■ **Problem**
Transcribe the material in full, exactly as written.

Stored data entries
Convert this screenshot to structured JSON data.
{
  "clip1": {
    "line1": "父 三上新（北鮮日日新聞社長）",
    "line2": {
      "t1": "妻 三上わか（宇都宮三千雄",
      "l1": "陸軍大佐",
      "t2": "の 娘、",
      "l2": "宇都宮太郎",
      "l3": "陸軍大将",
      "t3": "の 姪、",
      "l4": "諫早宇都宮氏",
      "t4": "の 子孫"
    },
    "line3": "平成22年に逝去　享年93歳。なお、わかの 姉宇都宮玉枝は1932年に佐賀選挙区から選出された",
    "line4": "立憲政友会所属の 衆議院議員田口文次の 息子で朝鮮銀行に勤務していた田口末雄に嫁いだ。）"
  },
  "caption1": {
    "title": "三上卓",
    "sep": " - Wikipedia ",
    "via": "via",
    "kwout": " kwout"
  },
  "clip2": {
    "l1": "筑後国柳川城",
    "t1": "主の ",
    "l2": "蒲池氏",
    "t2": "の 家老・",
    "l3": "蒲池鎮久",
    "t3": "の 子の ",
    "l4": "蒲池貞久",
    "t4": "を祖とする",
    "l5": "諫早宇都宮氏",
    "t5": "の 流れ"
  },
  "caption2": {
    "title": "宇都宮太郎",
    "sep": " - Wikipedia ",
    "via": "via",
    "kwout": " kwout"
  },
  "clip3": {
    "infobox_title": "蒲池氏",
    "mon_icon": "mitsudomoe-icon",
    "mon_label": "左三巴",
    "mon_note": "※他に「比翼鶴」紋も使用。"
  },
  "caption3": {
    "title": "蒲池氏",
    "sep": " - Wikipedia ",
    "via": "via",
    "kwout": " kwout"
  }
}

■ **Written answer**
Convert this screenshot to structured JSON data.
{
  "clip1": {
    "line1": "父 三上新（北鮮日日新聞社長）",
    "line2": {
      "t1": "妻 三上わか（宇都宮三千雄",
      "l1": "陸軍大佐",
      "t2": "の 娘、",
      "l2": "宇都宮太郎",
      "l3": "陸軍大将",
      "t3": "の 姪、",
      "l4": "諫早宇都宮氏",
      "t4": "の 子孫"
    },
    "line3": "平成22年に逝去　享年93歳。なお、わかの 姉宇都宮玉枝は1932年に佐賀選挙区から選出された",
    "line4": "立憲政友会所属の 衆議院議員田口文次の 息子で朝鮮銀行に勤務していた田口末雄に嫁いだ。）"
  },
  "caption1": {
    "title": "三上卓",
    "sep": " - Wikipedia ",
    "via": "via",
    "kwout": " kwout"
  },
  "clip2": {
    "l1": "筑後国柳川城",
    "t1": "主の ",
    "l2": "蒲池氏",
    "t2": "の 家老・",
    "l3": "蒲池鎮久",
    "t3": "の 子の ",
    "l4": "蒲池貞久",
    "t4": "を祖とする",
    "l5": "諫早宇都宮氏",
    "t5": "の 流れ"
  },
  "caption2": {
    "title": "宇都宮太郎",
    "sep": " - Wikipedia ",
    "via": "via",
    "kwout": " kwout"
  },
  "clip3": {
    "infobox_title": "蒲池氏",
    "mon_icon": "mitsudomoe-icon",
    "mon_label": "左三巴",
    "mon_note": "※他に「比翼鶴」紋も使用。"
  },
  "caption3": {
    "title": "蒲池氏",
    "sep": " - Wikipedia ",
    "via": "via",
    "kwout": " kwout"
  }
}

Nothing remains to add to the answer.